Job
Repeat all of the material below exactly as written, images excluded.

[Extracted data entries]
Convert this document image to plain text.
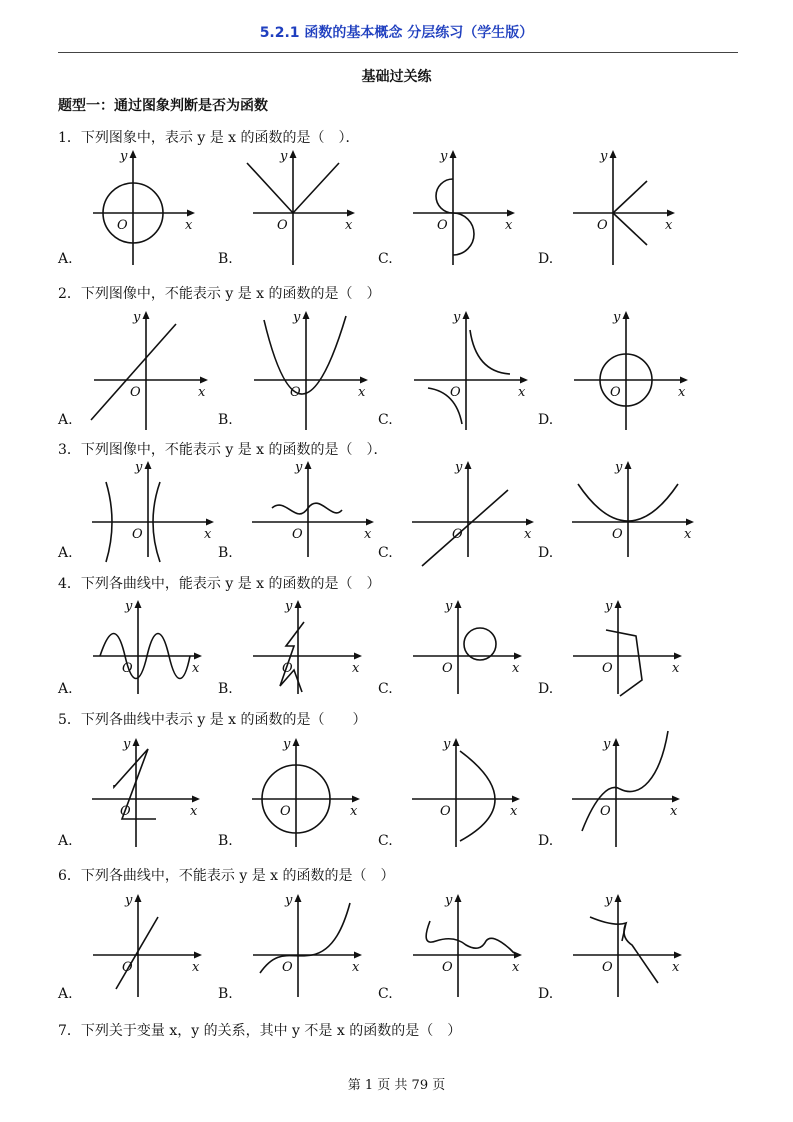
5.2.1 函数的基本概念 分层练习（学生版）
基础过关练
题型一：通过图象判断是否为函数
1．下列图象中，表示 y 是 x 的函数的是（　）．
2．下列图像中，不能表示 y 是 x 的函数的是（　）
3．下列图像中，不能表示 y 是 x 的函数的是（　）．
4．下列各曲线中，能表示 y 是 x 的函数的是（　）
5．下列各曲线中表示 y 是 x 的函数的是（　　）
6．下列各曲线中，不能表示 y 是 x 的函数的是（　）
7．下列关于变量 x，y 的关系，其中 y 不是 x 的函数的是（　）
x
y
O
A.
x
y
O
B.
x
y
O
C.
x
y
O
D.
x
y
O
A.
x
y
O
B.
x
y
O
C.
x
y
O
D.
x
y
O
A.
x
y
O
B.
x
y
O
C.
x
y
O
D.
x
y
O
A.
x
y
O
B.
x
y
O
C.
x
y
O
D.
x
y
O
A.
x
y
O
B.
x
y
O
C.
x
y
O
D.
x
y
O
A.
x
y
O
B.
x
y
O
C.
x
y
O
D.
第 1 页 共 79 页
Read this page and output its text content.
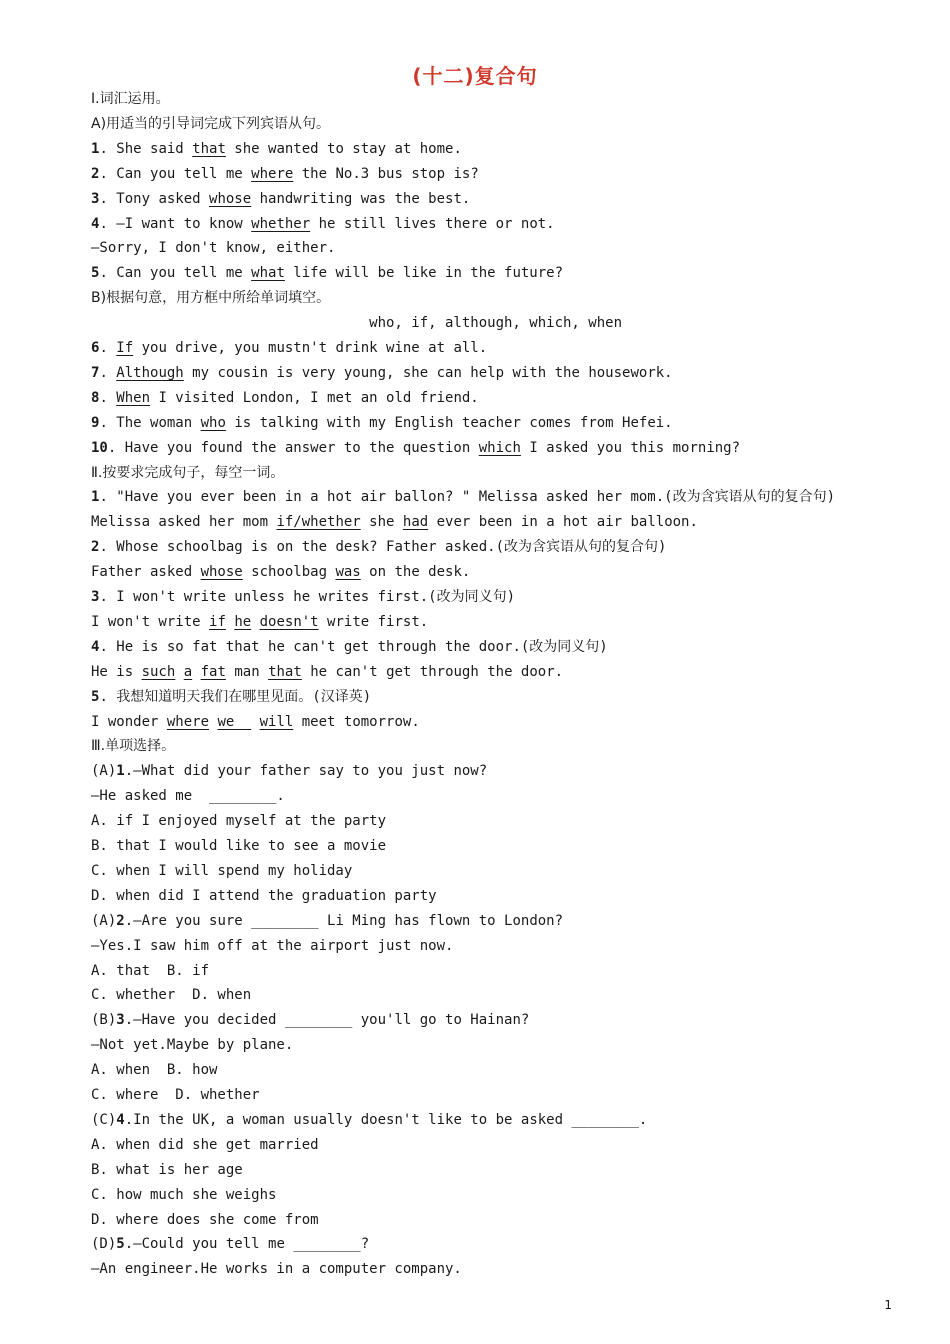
(十二)复合句
Ⅰ.词汇运用。
A)用适当的引导词完成下列宾语从句。
1. She said that she wanted to stay at home.
2. Can you tell me where the No.3 bus stop is?
3. Tony asked whose handwriting was the best.
4. —I want to know whether he still lives there or not.
—Sorry, I don't know, either.
5. Can you tell me what life will be like in the future?
B)根据句意，用方框中所给单词填空。
who, if, although, which, when
6. If you drive, you mustn't drink wine at all.
7. Although my cousin is very young, she can help with the housework.
8. When I visited London, I met an old friend.
9. The woman who is talking with my English teacher comes from Hefei.
10. Have you found the answer to the question which I asked you this morning?
Ⅱ.按要求完成句子，每空一词。
1. "Have you ever been in a hot air ballon? " Melissa asked her mom.(改为含宾语从句的复合句)
Melissa asked her mom if/whether she had ever been in a hot air balloon.
2. Whose schoolbag is on the desk? Father asked.(改为含宾语从句的复合句)
Father asked whose schoolbag was on the desk.
3. I won't write unless he writes first.(改为同义句)
I won't write if he doesn't write first.
4. He is so fat that he can't get through the door.(改为同义句)
He is such a fat man that he can't get through the door.
5. 我想知道明天我们在哪里见面。(汉译英)
I wonder where we   will meet tomorrow.
Ⅲ.单项选择。
(A)1.—What did your father say to you just now?
—He asked me  ________.
A. if I enjoyed myself at the party
B. that I would like to see a movie
C. when I will spend my holiday
D. when did I attend the graduation party
(A)2.—Are you sure ________ Li Ming has flown to London?
—Yes.I saw him off at the airport just now.
A. that  B. if
C. whether  D. when
(B)3.—Have you decided ________ you'll go to Hainan?
—Not yet.Maybe by plane.
A. when  B. how
C. where  D. whether
(C)4.In the UK, a woman usually doesn't like to be asked ________.
A. when did she get married
B. what is her age
C. how much she weighs
D. where does she come from
(D)5.—Could you tell me ________?
—An engineer.He works in a computer company.
1
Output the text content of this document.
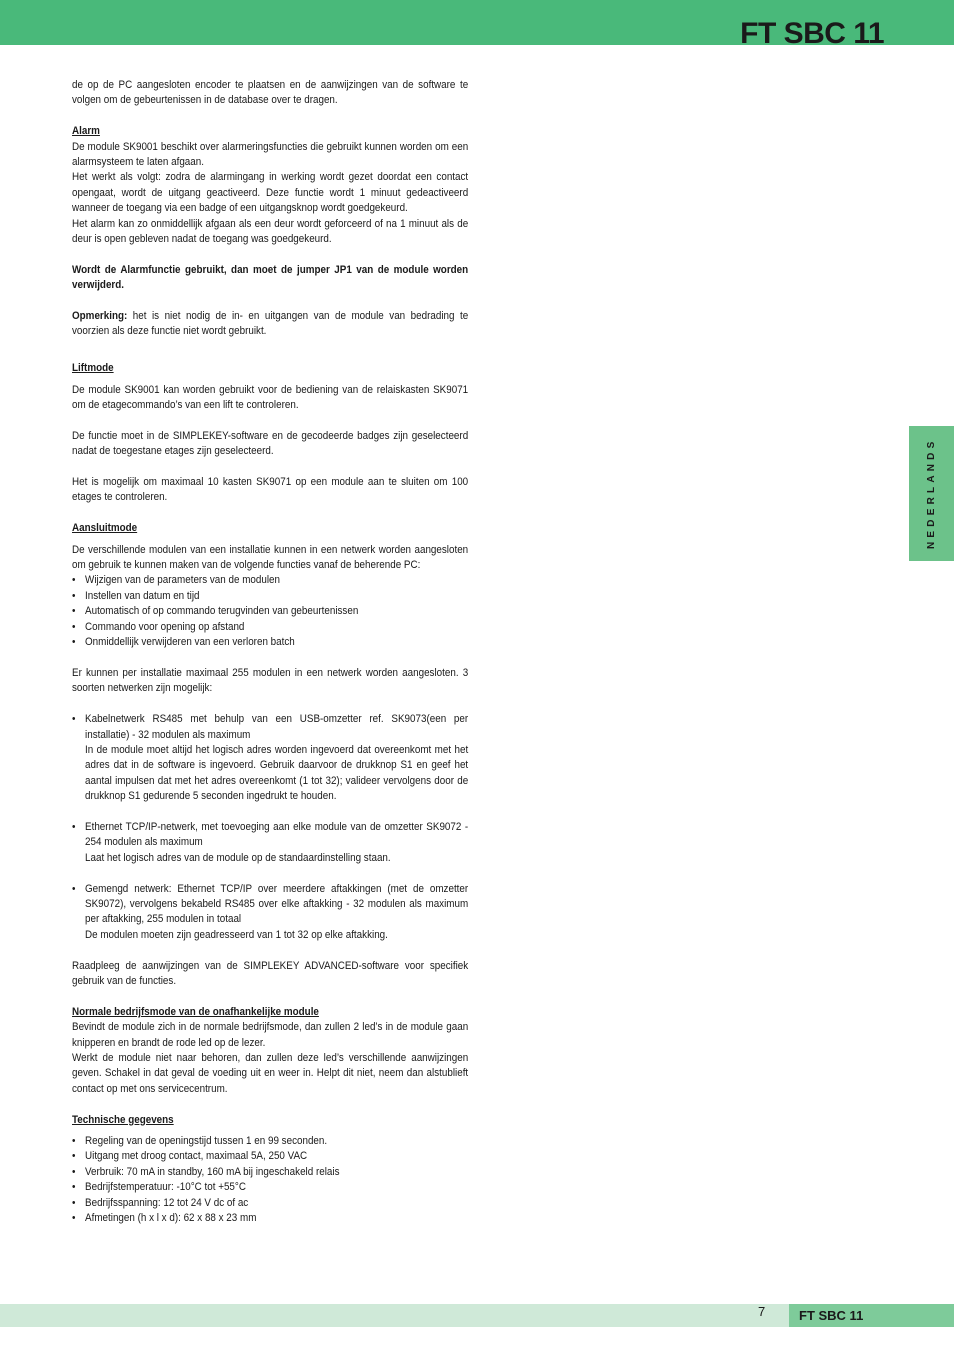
FT SBC 11
NEDERLANDS

de op de PC aangesloten encoder te plaatsen en de aanwijzingen van de software te volgen om de gebeurtenissen in de database over te dragen.

Alarm

De module SK9001 beschikt over alarmeringsfuncties die gebruikt kunnen worden om een alarmsysteem te laten afgaan.

Het werkt als volgt: zodra de alarmingang in werking wordt gezet doordat een contact opengaat, wordt de uitgang geactiveerd. Deze functie wordt 1 minuut gedeactiveerd wanneer de toegang via een badge of een uitgangsknop wordt goedgekeurd.

Het alarm kan zo onmiddellijk afgaan als een deur wordt geforceerd of na 1 minuut als de deur is open gebleven nadat de toegang was goedgekeurd.

Wordt de Alarmfunctie gebruikt, dan moet de jumper JP1 van de module worden verwijderd.

Opmerking: het is niet nodig de in- en uitgangen van de module van bedrading te voorzien als deze functie niet wordt gebruikt.

Liftmode

De module SK9001 kan worden gebruikt voor de bediening van de relaiskasten SK9071 om de etagecommando’s van een lift te controleren.

De functie moet in de SIMPLEKEY-software en de gecodeerde badges zijn geselecteerd nadat de toegestane etages zijn geselecteerd.

Het is mogelijk om maximaal 10 kasten SK9071 op een module aan te sluiten om 100 etages te controleren.

Aansluitmode

De verschillende modulen van een installatie kunnen in een netwerk worden aangesloten om gebruik te kunnen maken van de volgende functies vanaf de beherende PC:

• Wijzigen van de parameters van de modulen
• Instellen van datum en tijd
• Automatisch of op commando terugvinden van gebeurtenissen
• Commando voor opening op afstand
• Onmiddellijk verwijderen van een verloren batch

Er kunnen per installatie maximaal 255 modulen in een netwerk worden aangesloten. 3 soorten netwerken zijn mogelijk:

• Kabelnetwerk RS485 met behulp van een USB-omzetter ref. SK9073(een per installatie) - 32 modulen als maximum

In de module moet altijd het logisch adres worden ingevoerd dat overeenkomt met het adres dat in de software is ingevoerd. Gebruik daarvoor de drukknop S1 en geef het aantal impulsen dat met het adres overeenkomt (1 tot 32); valideer vervolgens door de drukknop S1 gedurende 5 seconden ingedrukt te houden.

• Ethernet TCP/IP-netwerk, met toevoeging aan elke module van de omzetter SK9072 - 254 modulen als maximum

Laat het logisch adres van de module op de standaardinstelling staan.

• Gemengd netwerk: Ethernet TCP/IP over meerdere aftakkingen (met de omzetter SK9072), vervolgens bekabeld RS485 over elke aftakking - 32 modulen als maximum per aftakking, 255 modulen in totaal

De modulen moeten zijn geadresseerd van 1 tot 32 op elke aftakking.

Raadpleeg de aanwijzingen van de SIMPLEKEY ADVANCED-software voor specifiek gebruik van de functies.

Normale bedrijfsmode van de onafhankelijke module

Bevindt de module zich in de normale bedrijfsmode, dan zullen 2 led’s in de module gaan knipperen en brandt de rode led op de lezer.

Werkt de module niet naar behoren, dan zullen deze led’s verschillende aanwijzingen geven. Schakel in dat geval de voeding uit en weer in. Helpt dit niet, neem dan alstublieft contact op met ons servicecentrum.

Technische gegevens

• Regeling van de openingstijd tussen 1 en 99 seconden.
• Uitgang met droog contact, maximaal 5A, 250 VAC
• Verbruik: 70 mA in standby, 160 mA bij ingeschakeld relais
• Bedrijfstemperatuur: -10°C tot +55°C
• Bedrijfsspanning: 12 tot 24 V dc of ac
• Afmetingen (h x l x d): 62 x 88 x 23 mm
7	FT SBC 11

Solution to this exercise
Convert this document image to plain text.
5.2.1 函数的基本概念 分层练习（学生版）
基础过关练
题型一：通过图象判断是否为函数
1．下列图象中，表示 y 是 x 的函数的是（　）．
2．下列图像中，不能表示 y 是 x 的函数的是（　）
3．下列图像中，不能表示 y 是 x 的函数的是（　）．
4．下列各曲线中，能表示 y 是 x 的函数的是（　）
5．下列各曲线中表示 y 是 x 的函数的是（　　）
6．下列各曲线中，不能表示 y 是 x 的函数的是（　）
7．下列关于变量 x，y 的关系，其中 y 不是 x 的函数的是（　）
x
y
O
A.
x
y
O
B.
x
y
O
C.
x
y
O
D.
x
y
O
A.
x
y
O
B.
x
y
O
C.
x
y
O
D.
x
y
O
A.
x
y
O
B.
x
y
O
C.
x
y
O
D.
x
y
O
A.
x
y
O
B.
x
y
O
C.
x
y
O
D.
x
y
O
A.
x
y
O
B.
x
y
O
C.
x
y
O
D.
x
y
O
A.
x
y
O
B.
x
y
O
C.
x
y
O
D.
第 1 页 共 79 页
Read this page and output its text content.
(十二)复合句
Ⅰ.词汇运用。
A)用适当的引导词完成下列宾语从句。
1. She said that she wanted to stay at home.
2. Can you tell me where the No.3 bus stop is?
3. Tony asked whose handwriting was the best.
4. —I want to know whether he still lives there or not.
—Sorry, I don't know, either.
5. Can you tell me what life will be like in the future?
B)根据句意，用方框中所给单词填空。
who, if, although, which, when
6. If you drive, you mustn't drink wine at all.
7. Although my cousin is very young, she can help with the housework.
8. When I visited London, I met an old friend.
9. The woman who is talking with my English teacher comes from Hefei.
10. Have you found the answer to the question which I asked you this morning?
Ⅱ.按要求完成句子，每空一词。
1. "Have you ever been in a hot air ballon? " Melissa asked her mom.(改为含宾语从句的复合句)
Melissa asked her mom if/whether she had ever been in a hot air balloon.
2. Whose schoolbag is on the desk? Father asked.(改为含宾语从句的复合句)
Father asked whose schoolbag was on the desk.
3. I won't write unless he writes first.(改为同义句)
I won't write if he doesn't write first.
4. He is so fat that he can't get through the door.(改为同义句)
He is such a fat man that he can't get through the door.
5. 我想知道明天我们在哪里见面。(汉译英)
I wonder where we   will meet tomorrow.
Ⅲ.单项选择。
(A)1.—What did your father say to you just now?
—He asked me  ________.
A. if I enjoyed myself at the party
B. that I would like to see a movie
C. when I will spend my holiday
D. when did I attend the graduation party
(A)2.—Are you sure ________ Li Ming has flown to London?
—Yes.I saw him off at the airport just now.
A. that  B. if
C. whether  D. when
(B)3.—Have you decided ________ you'll go to Hainan?
—Not yet.Maybe by plane.
A. when  B. how
C. where  D. whether
(C)4.In the UK, a woman usually doesn't like to be asked ________.
A. when did she get married
B. what is her age
C. how much she weighs
D. where does she come from
(D)5.—Could you tell me ________?
—An engineer.He works in a computer company.
1
Output the text content of this document.
FT SBC 11
NEDERLANDS

de op de PC aangesloten encoder te plaatsen en de aanwijzingen van de software te volgen om de gebeurtenissen in de database over te dragen.

Alarm

De module SK9001 beschikt over alarmeringsfuncties die gebruikt kunnen worden om een alarmsysteem te laten afgaan.

Het werkt als volgt: zodra de alarmingang in werking wordt gezet doordat een contact opengaat, wordt de uitgang geactiveerd. Deze functie wordt 1 minuut gedeactiveerd wanneer de toegang via een badge of een uitgangsknop wordt goedgekeurd.

Het alarm kan zo onmiddellijk afgaan als een deur wordt geforceerd of na 1 minuut als de deur is open gebleven nadat de toegang was goedgekeurd.

Wordt de Alarmfunctie gebruikt, dan moet de jumper JP1 van de module worden verwijderd.

Opmerking: het is niet nodig de in- en uitgangen van de module van bedrading te voorzien als deze functie niet wordt gebruikt.

Liftmode

De module SK9001 kan worden gebruikt voor de bediening van de relaiskasten SK9071 om de etagecommando’s van een lift te controleren.

De functie moet in de SIMPLEKEY-software en de gecodeerde badges zijn geselecteerd nadat de toegestane etages zijn geselecteerd.

Het is mogelijk om maximaal 10 kasten SK9071 op een module aan te sluiten om 100 etages te controleren.

Aansluitmode

De verschillende modulen van een installatie kunnen in een netwerk worden aangesloten om gebruik te kunnen maken van de volgende functies vanaf de beherende PC:

• Wijzigen van de parameters van de modulen
• Instellen van datum en tijd
• Automatisch of op commando terugvinden van gebeurtenissen
• Commando voor opening op afstand
• Onmiddellijk verwijderen van een verloren batch

Er kunnen per installatie maximaal 255 modulen in een netwerk worden aangesloten. 3 soorten netwerken zijn mogelijk:

• Kabelnetwerk RS485 met behulp van een USB-omzetter ref. SK9073(een per installatie) - 32 modulen als maximum

In de module moet altijd het logisch adres worden ingevoerd dat overeenkomt met het adres dat in de software is ingevoerd. Gebruik daarvoor de drukknop S1 en geef het aantal impulsen dat met het adres overeenkomt (1 tot 32); valideer vervolgens door de drukknop S1 gedurende 5 seconden ingedrukt te houden.

• Ethernet TCP/IP-netwerk, met toevoeging aan elke module van de omzetter SK9072 - 254 modulen als maximum

Laat het logisch adres van de module op de standaardinstelling staan.

• Gemengd netwerk: Ethernet TCP/IP over meerdere aftakkingen (met de omzetter SK9072), vervolgens bekabeld RS485 over elke aftakking - 32 modulen als maximum per aftakking, 255 modulen in totaal

De modulen moeten zijn geadresseerd van 1 tot 32 op elke aftakking.

Raadpleeg de aanwijzingen van de SIMPLEKEY ADVANCED-software voor specifiek gebruik van de functies.

Normale bedrijfsmode van de onafhankelijke module

Bevindt de module zich in de normale bedrijfsmode, dan zullen 2 led’s in de module gaan knipperen en brandt de rode led op de lezer.

Werkt de module niet naar behoren, dan zullen deze led’s verschillende aanwijzingen geven. Schakel in dat geval de voeding uit en weer in. Helpt dit niet, neem dan alstublieft contact op met ons servicecentrum.

Technische gegevens

• Regeling van de openingstijd tussen 1 en 99 seconden.
• Uitgang met droog contact, maximaal 5A, 250 VAC
• Verbruik: 70 mA in standby, 160 mA bij ingeschakeld relais
• Bedrijfstemperatuur: -10°C tot +55°C
• Bedrijfsspanning: 12 tot 24 V dc of ac
• Afmetingen (h x l x d): 62 x 88 x 23 mm
7	FT SBC 11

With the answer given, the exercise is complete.